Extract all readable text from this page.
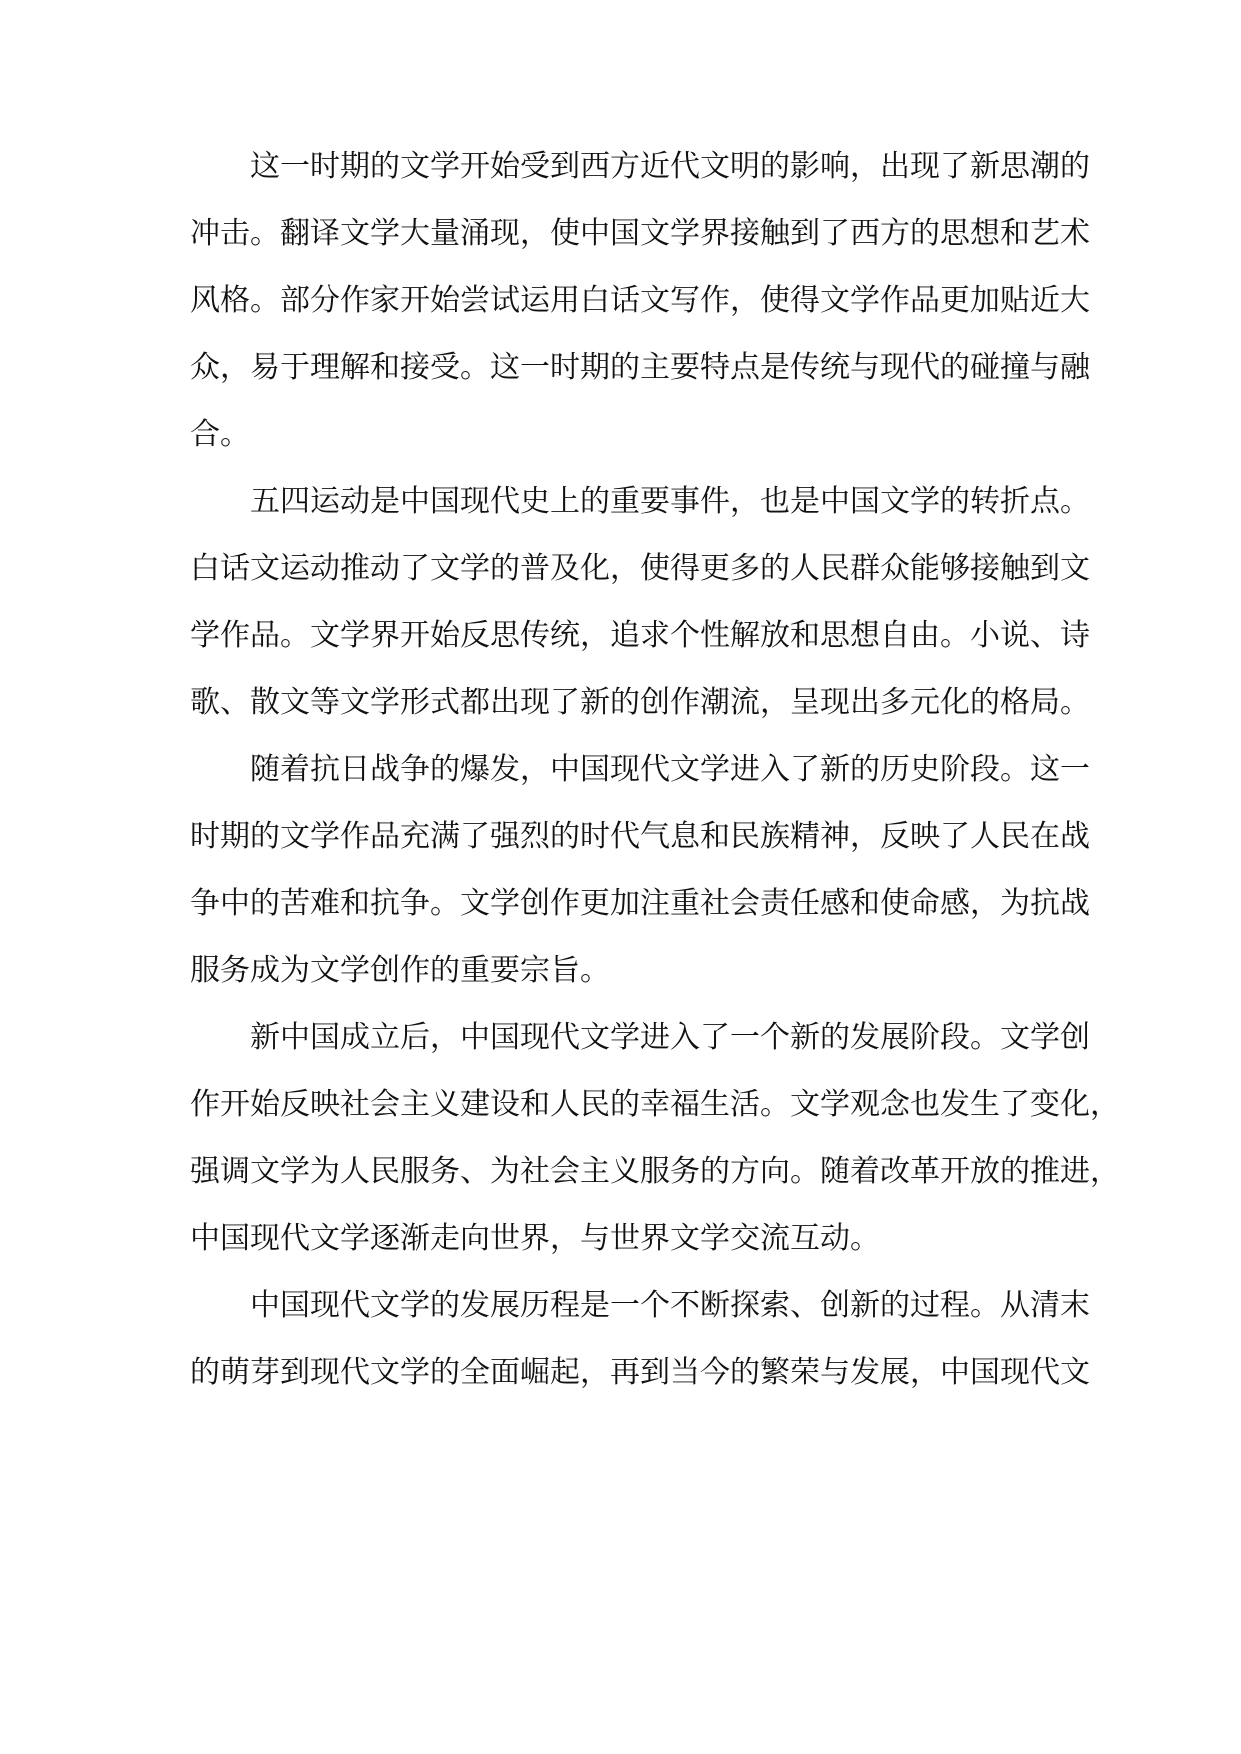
这一时期的文学开始受到西方近代文明的影响，出现了新思潮的
冲击。翻译文学大量涌现，使中国文学界接触到了西方的思想和艺术
风格。部分作家开始尝试运用白话文写作，使得文学作品更加贴近大
众，易于理解和接受。这一时期的主要特点是传统与现代的碰撞与融
合。
五四运动是中国现代史上的重要事件，也是中国文学的转折点。
白话文运动推动了文学的普及化，使得更多的人民群众能够接触到文
学作品。文学界开始反思传统，追求个性解放和思想自由。小说、诗
歌、散文等文学形式都出现了新的创作潮流，呈现出多元化的格局。
随着抗日战争的爆发，中国现代文学进入了新的历史阶段。这一
时期的文学作品充满了强烈的时代气息和民族精神，反映了人民在战
争中的苦难和抗争。文学创作更加注重社会责任感和使命感，为抗战
服务成为文学创作的重要宗旨。
新中国成立后，中国现代文学进入了一个新的发展阶段。文学创
作开始反映社会主义建设和人民的幸福生活。文学观念也发生了变化，
强调文学为人民服务、为社会主义服务的方向。随着改革开放的推进，
中国现代文学逐渐走向世界，与世界文学交流互动。
中国现代文学的发展历程是一个不断探索、创新的过程。从清末
的萌芽到现代文学的全面崛起，再到当今的繁荣与发展，中国现代文
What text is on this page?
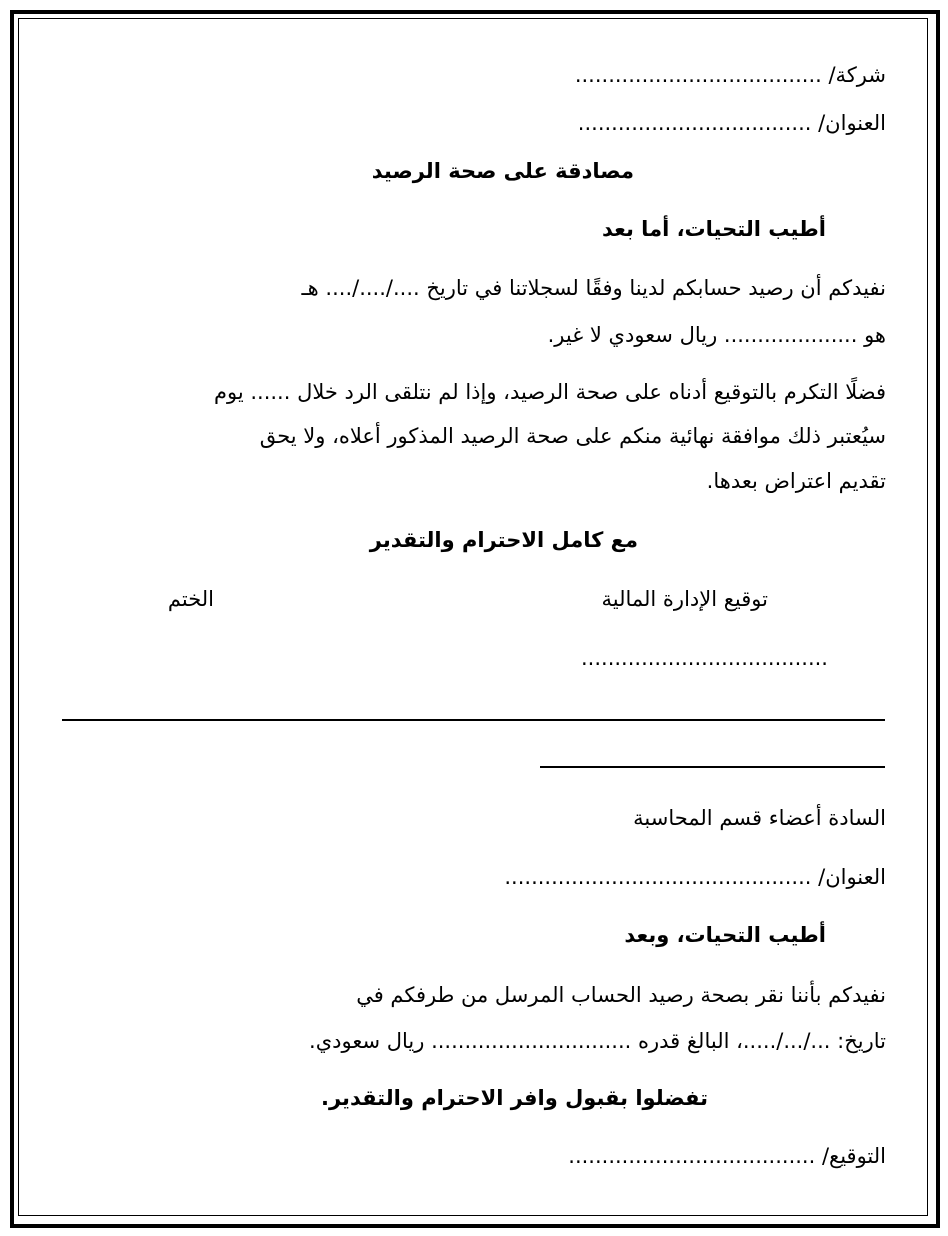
شركة/ .....................................
العنوان/ ...................................
مصادقة على صحة الرصيد
أطيب التحيات، أما بعد
نفيدكم أن رصيد حسابكم لدينا وفقًا لسجلاتنا في تاريخ ..../..../.... هـ
هو .................... ريال سعودي لا غير.
فضلًا التكرم بالتوقيع أدناه على صحة الرصيد، وإذا لم نتلقى الرد خلال ...... يوم
سيُعتبر ذلك موافقة نهائية منكم على صحة الرصيد المذكور أعلاه، ولا يحق
تقديم اعتراض بعدها.
مع كامل الاحترام والتقدير
توقيع الإدارة المالية
الختم
.....................................
السادة أعضاء قسم المحاسبة
العنوان/ ..............................................
أطيب التحيات، وبعد
نفيدكم بأننا نقر بصحة رصيد الحساب المرسل من طرفكم في
تاريخ: .../.../.....، البالغ قدره .............................. ريال سعودي.
تفضلوا بقبول وافر الاحترام والتقدير.
التوقيع/ .....................................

- [AIM]
The listing above must be printed again exactly, minus its pictures.

- [SOLUTION FOR THIS TASK]
Extract all readable text from this page.
这一时期的文学开始受到西方近代文明的影响，出现了新思潮的
冲击。翻译文学大量涌现，使中国文学界接触到了西方的思想和艺术
风格。部分作家开始尝试运用白话文写作，使得文学作品更加贴近大
众，易于理解和接受。这一时期的主要特点是传统与现代的碰撞与融
合。
五四运动是中国现代史上的重要事件，也是中国文学的转折点。
白话文运动推动了文学的普及化，使得更多的人民群众能够接触到文
学作品。文学界开始反思传统，追求个性解放和思想自由。小说、诗
歌、散文等文学形式都出现了新的创作潮流，呈现出多元化的格局。
随着抗日战争的爆发，中国现代文学进入了新的历史阶段。这一
时期的文学作品充满了强烈的时代气息和民族精神，反映了人民在战
争中的苦难和抗争。文学创作更加注重社会责任感和使命感，为抗战
服务成为文学创作的重要宗旨。
新中国成立后，中国现代文学进入了一个新的发展阶段。文学创
作开始反映社会主义建设和人民的幸福生活。文学观念也发生了变化，
强调文学为人民服务、为社会主义服务的方向。随着改革开放的推进，
中国现代文学逐渐走向世界，与世界文学交流互动。
中国现代文学的发展历程是一个不断探索、创新的过程。从清末
的萌芽到现代文学的全面崛起，再到当今的繁荣与发展，中国现代文
What text is on this page?
شركة/ .....................................
العنوان/ ...................................
مصادقة على صحة الرصيد
أطيب التحيات، أما بعد
نفيدكم أن رصيد حسابكم لدينا وفقًا لسجلاتنا في تاريخ ..../..../.... هـ
هو .................... ريال سعودي لا غير.
فضلًا التكرم بالتوقيع أدناه على صحة الرصيد، وإذا لم نتلقى الرد خلال ...... يوم
سيُعتبر ذلك موافقة نهائية منكم على صحة الرصيد المذكور أعلاه، ولا يحق
تقديم اعتراض بعدها.
مع كامل الاحترام والتقدير
توقيع الإدارة المالية
الختم
.....................................
السادة أعضاء قسم المحاسبة
العنوان/ ..............................................
أطيب التحيات، وبعد
نفيدكم بأننا نقر بصحة رصيد الحساب المرسل من طرفكم في
تاريخ: .../.../.....، البالغ قدره .............................. ريال سعودي.
تفضلوا بقبول وافر الاحترام والتقدير.
التوقيع/ .....................................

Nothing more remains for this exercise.